### AIM OF THE EXERCISE
Repeat the material verbatim. Images are excluded from the copy.

## Begin INPUT ROWS

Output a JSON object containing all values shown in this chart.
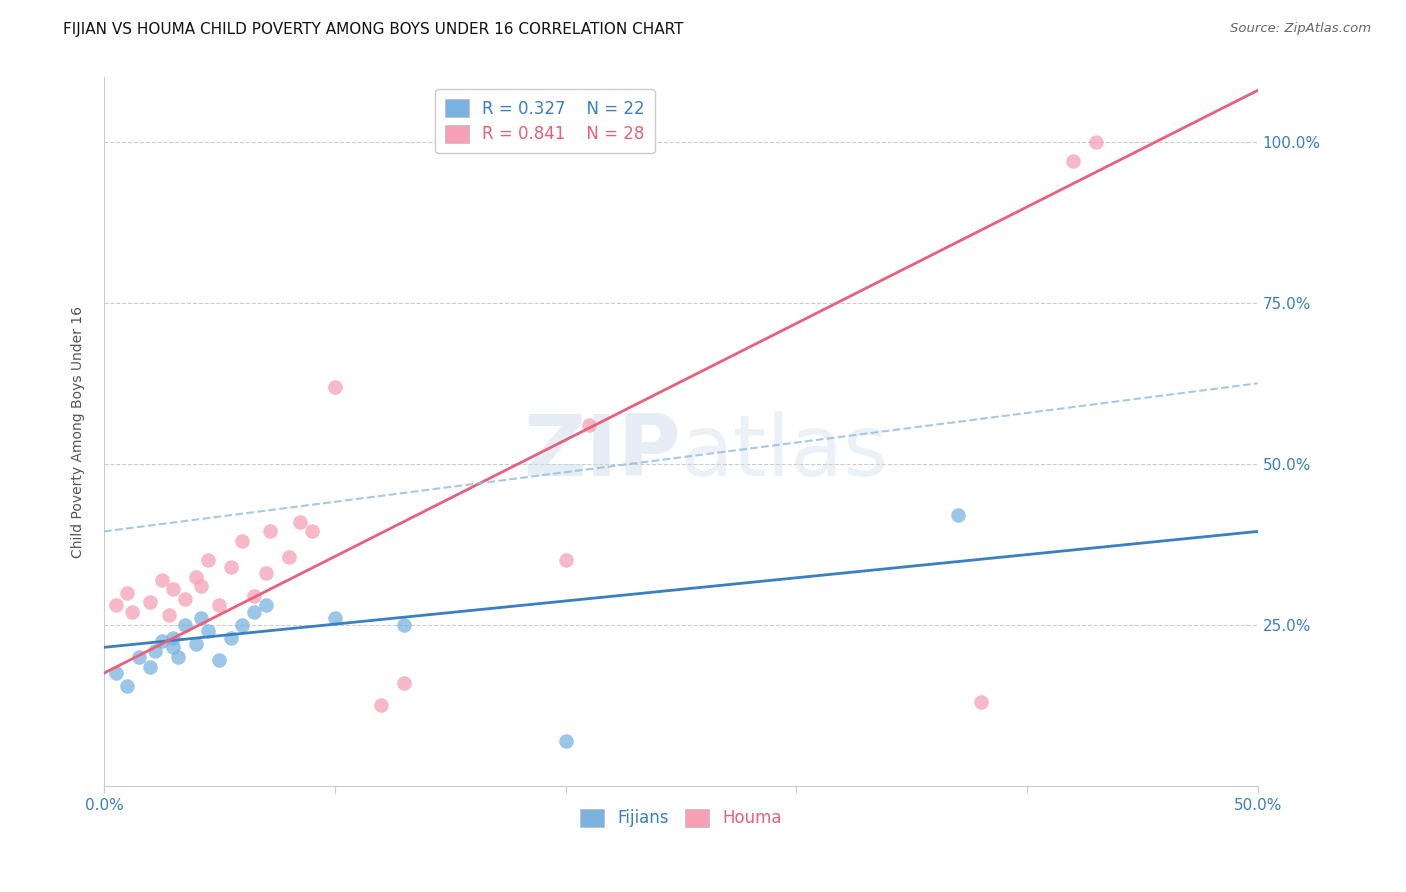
{
  "title": "FIJIAN VS HOUMA CHILD POVERTY AMONG BOYS UNDER 16 CORRELATION CHART",
  "source": "Source: ZipAtlas.com",
  "ylabel": "Child Poverty Among Boys Under 16",
  "watermark": "ZIPatlas",
  "xlim": [
    0.0,
    0.5
  ],
  "ylim": [
    0.0,
    1.1
  ],
  "xticks": [
    0.0,
    0.1,
    0.2,
    0.3,
    0.4,
    0.5
  ],
  "xtick_labels": [
    "0.0%",
    "",
    "",
    "",
    "",
    "50.0%"
  ],
  "ytick_labels": [
    "25.0%",
    "50.0%",
    "75.0%",
    "100.0%"
  ],
  "ytick_values": [
    0.25,
    0.5,
    0.75,
    1.0
  ],
  "fijian_color": "#7ab3e0",
  "houma_color": "#f5a0b5",
  "fijian_line_color": "#3a7fc1",
  "houma_line_color": "#e8607a",
  "dashed_line_color": "#90bce0",
  "R_fijian": 0.327,
  "N_fijian": 22,
  "R_houma": 0.841,
  "N_houma": 28,
  "fijian_x": [
    0.005,
    0.01,
    0.015,
    0.02,
    0.022,
    0.025,
    0.03,
    0.03,
    0.032,
    0.035,
    0.04,
    0.042,
    0.045,
    0.05,
    0.055,
    0.06,
    0.065,
    0.07,
    0.1,
    0.13,
    0.2,
    0.37
  ],
  "fijian_y": [
    0.175,
    0.155,
    0.2,
    0.185,
    0.21,
    0.225,
    0.215,
    0.23,
    0.2,
    0.25,
    0.22,
    0.26,
    0.24,
    0.195,
    0.23,
    0.25,
    0.27,
    0.28,
    0.26,
    0.25,
    0.07,
    0.42
  ],
  "houma_x": [
    0.005,
    0.01,
    0.012,
    0.02,
    0.025,
    0.028,
    0.03,
    0.035,
    0.04,
    0.042,
    0.045,
    0.05,
    0.055,
    0.06,
    0.065,
    0.07,
    0.072,
    0.08,
    0.085,
    0.09,
    0.1,
    0.12,
    0.13,
    0.2,
    0.21,
    0.38,
    0.42,
    0.43
  ],
  "houma_y": [
    0.28,
    0.3,
    0.27,
    0.285,
    0.32,
    0.265,
    0.305,
    0.29,
    0.325,
    0.31,
    0.35,
    0.28,
    0.34,
    0.38,
    0.295,
    0.33,
    0.395,
    0.355,
    0.41,
    0.395,
    0.62,
    0.125,
    0.16,
    0.35,
    0.56,
    0.13,
    0.97,
    1.0
  ],
  "fijian_trend_x": [
    0.0,
    0.5
  ],
  "fijian_trend_y": [
    0.215,
    0.395
  ],
  "houma_trend_x": [
    0.0,
    0.5
  ],
  "houma_trend_y": [
    0.175,
    1.08
  ],
  "dashed_trend_x": [
    0.0,
    0.5
  ],
  "dashed_trend_y": [
    0.395,
    0.625
  ],
  "title_fontsize": 11,
  "label_fontsize": 10,
  "tick_fontsize": 11,
  "legend_fontsize": 12,
  "background_color": "#ffffff",
  "grid_color": "#cccccc"
}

## End INPUT ROWS

### RESPONSE
Output a JSON object containing all values shown in this chart.
{
  "title": "FIJIAN VS HOUMA CHILD POVERTY AMONG BOYS UNDER 16 CORRELATION CHART",
  "source": "Source: ZipAtlas.com",
  "ylabel": "Child Poverty Among Boys Under 16",
  "watermark": "ZIPatlas",
  "xlim": [
    0.0,
    0.5
  ],
  "ylim": [
    0.0,
    1.1
  ],
  "xticks": [
    0.0,
    0.1,
    0.2,
    0.3,
    0.4,
    0.5
  ],
  "xtick_labels": [
    "0.0%",
    "",
    "",
    "",
    "",
    "50.0%"
  ],
  "ytick_labels": [
    "25.0%",
    "50.0%",
    "75.0%",
    "100.0%"
  ],
  "ytick_values": [
    0.25,
    0.5,
    0.75,
    1.0
  ],
  "fijian_color": "#7ab3e0",
  "houma_color": "#f5a0b5",
  "fijian_line_color": "#3a7fc1",
  "houma_line_color": "#e8607a",
  "dashed_line_color": "#90bce0",
  "R_fijian": 0.327,
  "N_fijian": 22,
  "R_houma": 0.841,
  "N_houma": 28,
  "fijian_x": [
    0.005,
    0.01,
    0.015,
    0.02,
    0.022,
    0.025,
    0.03,
    0.03,
    0.032,
    0.035,
    0.04,
    0.042,
    0.045,
    0.05,
    0.055,
    0.06,
    0.065,
    0.07,
    0.1,
    0.13,
    0.2,
    0.37
  ],
  "fijian_y": [
    0.175,
    0.155,
    0.2,
    0.185,
    0.21,
    0.225,
    0.215,
    0.23,
    0.2,
    0.25,
    0.22,
    0.26,
    0.24,
    0.195,
    0.23,
    0.25,
    0.27,
    0.28,
    0.26,
    0.25,
    0.07,
    0.42
  ],
  "houma_x": [
    0.005,
    0.01,
    0.012,
    0.02,
    0.025,
    0.028,
    0.03,
    0.035,
    0.04,
    0.042,
    0.045,
    0.05,
    0.055,
    0.06,
    0.065,
    0.07,
    0.072,
    0.08,
    0.085,
    0.09,
    0.1,
    0.12,
    0.13,
    0.2,
    0.21,
    0.38,
    0.42,
    0.43
  ],
  "houma_y": [
    0.28,
    0.3,
    0.27,
    0.285,
    0.32,
    0.265,
    0.305,
    0.29,
    0.325,
    0.31,
    0.35,
    0.28,
    0.34,
    0.38,
    0.295,
    0.33,
    0.395,
    0.355,
    0.41,
    0.395,
    0.62,
    0.125,
    0.16,
    0.35,
    0.56,
    0.13,
    0.97,
    1.0
  ],
  "fijian_trend_x": [
    0.0,
    0.5
  ],
  "fijian_trend_y": [
    0.215,
    0.395
  ],
  "houma_trend_x": [
    0.0,
    0.5
  ],
  "houma_trend_y": [
    0.175,
    1.08
  ],
  "dashed_trend_x": [
    0.0,
    0.5
  ],
  "dashed_trend_y": [
    0.395,
    0.625
  ],
  "title_fontsize": 11,
  "label_fontsize": 10,
  "tick_fontsize": 11,
  "legend_fontsize": 12,
  "background_color": "#ffffff",
  "grid_color": "#cccccc"
}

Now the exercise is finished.